Problem statement: Would you return all of this data exactly, leaving nothing out?

Materials provided:

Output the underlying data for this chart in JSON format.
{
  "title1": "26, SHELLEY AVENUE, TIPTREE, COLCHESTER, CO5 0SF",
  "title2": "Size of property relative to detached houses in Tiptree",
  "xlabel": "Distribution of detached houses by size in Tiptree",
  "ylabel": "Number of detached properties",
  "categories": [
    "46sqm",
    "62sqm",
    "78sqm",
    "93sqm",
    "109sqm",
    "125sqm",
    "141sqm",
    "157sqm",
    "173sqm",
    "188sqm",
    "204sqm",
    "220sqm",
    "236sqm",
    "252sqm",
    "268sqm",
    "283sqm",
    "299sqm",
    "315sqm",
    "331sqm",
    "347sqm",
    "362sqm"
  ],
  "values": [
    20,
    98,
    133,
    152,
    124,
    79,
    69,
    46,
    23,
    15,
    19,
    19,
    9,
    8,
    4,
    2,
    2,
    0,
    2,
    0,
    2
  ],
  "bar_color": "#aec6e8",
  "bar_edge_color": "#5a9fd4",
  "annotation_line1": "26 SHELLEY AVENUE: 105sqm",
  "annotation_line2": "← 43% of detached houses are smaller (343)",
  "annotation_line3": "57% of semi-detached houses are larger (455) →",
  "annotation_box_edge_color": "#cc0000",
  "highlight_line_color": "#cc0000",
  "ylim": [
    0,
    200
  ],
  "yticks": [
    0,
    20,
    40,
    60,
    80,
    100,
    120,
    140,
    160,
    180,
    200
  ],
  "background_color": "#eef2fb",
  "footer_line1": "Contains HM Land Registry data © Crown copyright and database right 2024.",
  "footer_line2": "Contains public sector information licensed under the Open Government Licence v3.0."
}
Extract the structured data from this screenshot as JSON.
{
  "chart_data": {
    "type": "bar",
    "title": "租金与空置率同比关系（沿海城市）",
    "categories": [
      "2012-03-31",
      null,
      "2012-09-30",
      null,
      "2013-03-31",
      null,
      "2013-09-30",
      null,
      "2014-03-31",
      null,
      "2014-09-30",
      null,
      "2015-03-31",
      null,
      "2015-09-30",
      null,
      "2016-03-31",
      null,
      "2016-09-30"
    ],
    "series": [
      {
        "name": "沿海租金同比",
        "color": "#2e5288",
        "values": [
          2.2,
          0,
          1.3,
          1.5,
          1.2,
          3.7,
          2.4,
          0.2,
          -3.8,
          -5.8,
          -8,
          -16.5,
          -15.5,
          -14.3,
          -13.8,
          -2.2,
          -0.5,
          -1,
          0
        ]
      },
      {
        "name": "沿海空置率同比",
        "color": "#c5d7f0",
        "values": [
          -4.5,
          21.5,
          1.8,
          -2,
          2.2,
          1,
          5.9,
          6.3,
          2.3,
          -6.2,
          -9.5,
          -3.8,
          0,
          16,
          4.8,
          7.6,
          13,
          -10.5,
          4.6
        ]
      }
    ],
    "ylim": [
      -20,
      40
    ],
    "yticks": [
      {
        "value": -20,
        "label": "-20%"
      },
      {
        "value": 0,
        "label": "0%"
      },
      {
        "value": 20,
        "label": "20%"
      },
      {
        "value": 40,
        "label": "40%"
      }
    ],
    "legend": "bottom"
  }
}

Written solution:
Output the underlying data for this chart in JSON format.
{
  "title1": "26, SHELLEY AVENUE, TIPTREE, COLCHESTER, CO5 0SF",
  "title2": "Size of property relative to detached houses in Tiptree",
  "xlabel": "Distribution of detached houses by size in Tiptree",
  "ylabel": "Number of detached properties",
  "categories": [
    "46sqm",
    "62sqm",
    "78sqm",
    "93sqm",
    "109sqm",
    "125sqm",
    "141sqm",
    "157sqm",
    "173sqm",
    "188sqm",
    "204sqm",
    "220sqm",
    "236sqm",
    "252sqm",
    "268sqm",
    "283sqm",
    "299sqm",
    "315sqm",
    "331sqm",
    "347sqm",
    "362sqm"
  ],
  "values": [
    20,
    98,
    133,
    152,
    124,
    79,
    69,
    46,
    23,
    15,
    19,
    19,
    9,
    8,
    4,
    2,
    2,
    0,
    2,
    0,
    2
  ],
  "bar_color": "#aec6e8",
  "bar_edge_color": "#5a9fd4",
  "annotation_line1": "26 SHELLEY AVENUE: 105sqm",
  "annotation_line2": "← 43% of detached houses are smaller (343)",
  "annotation_line3": "57% of semi-detached houses are larger (455) →",
  "annotation_box_edge_color": "#cc0000",
  "highlight_line_color": "#cc0000",
  "ylim": [
    0,
    200
  ],
  "yticks": [
    0,
    20,
    40,
    60,
    80,
    100,
    120,
    140,
    160,
    180,
    200
  ],
  "background_color": "#eef2fb",
  "footer_line1": "Contains HM Land Registry data © Crown copyright and database right 2024.",
  "footer_line2": "Contains public sector information licensed under the Open Government Licence v3.0."
}
Extract the structured data from this screenshot as JSON.
{
  "chart_data": {
    "type": "bar",
    "title": "租金与空置率同比关系（沿海城市）",
    "categories": [
      "2012-03-31",
      null,
      "2012-09-30",
      null,
      "2013-03-31",
      null,
      "2013-09-30",
      null,
      "2014-03-31",
      null,
      "2014-09-30",
      null,
      "2015-03-31",
      null,
      "2015-09-30",
      null,
      "2016-03-31",
      null,
      "2016-09-30"
    ],
    "series": [
      {
        "name": "沿海租金同比",
        "color": "#2e5288",
        "values": [
          2.2,
          0,
          1.3,
          1.5,
          1.2,
          3.7,
          2.4,
          0.2,
          -3.8,
          -5.8,
          -8,
          -16.5,
          -15.5,
          -14.3,
          -13.8,
          -2.2,
          -0.5,
          -1,
          0
        ]
      },
      {
        "name": "沿海空置率同比",
        "color": "#c5d7f0",
        "values": [
          -4.5,
          21.5,
          1.8,
          -2,
          2.2,
          1,
          5.9,
          6.3,
          2.3,
          -6.2,
          -9.5,
          -3.8,
          0,
          16,
          4.8,
          7.6,
          13,
          -10.5,
          4.6
        ]
      }
    ],
    "ylim": [
      -20,
      40
    ],
    "yticks": [
      {
        "value": -20,
        "label": "-20%"
      },
      {
        "value": 0,
        "label": "0%"
      },
      {
        "value": 20,
        "label": "20%"
      },
      {
        "value": 40,
        "label": "40%"
      }
    ],
    "legend": "bottom"
  }
}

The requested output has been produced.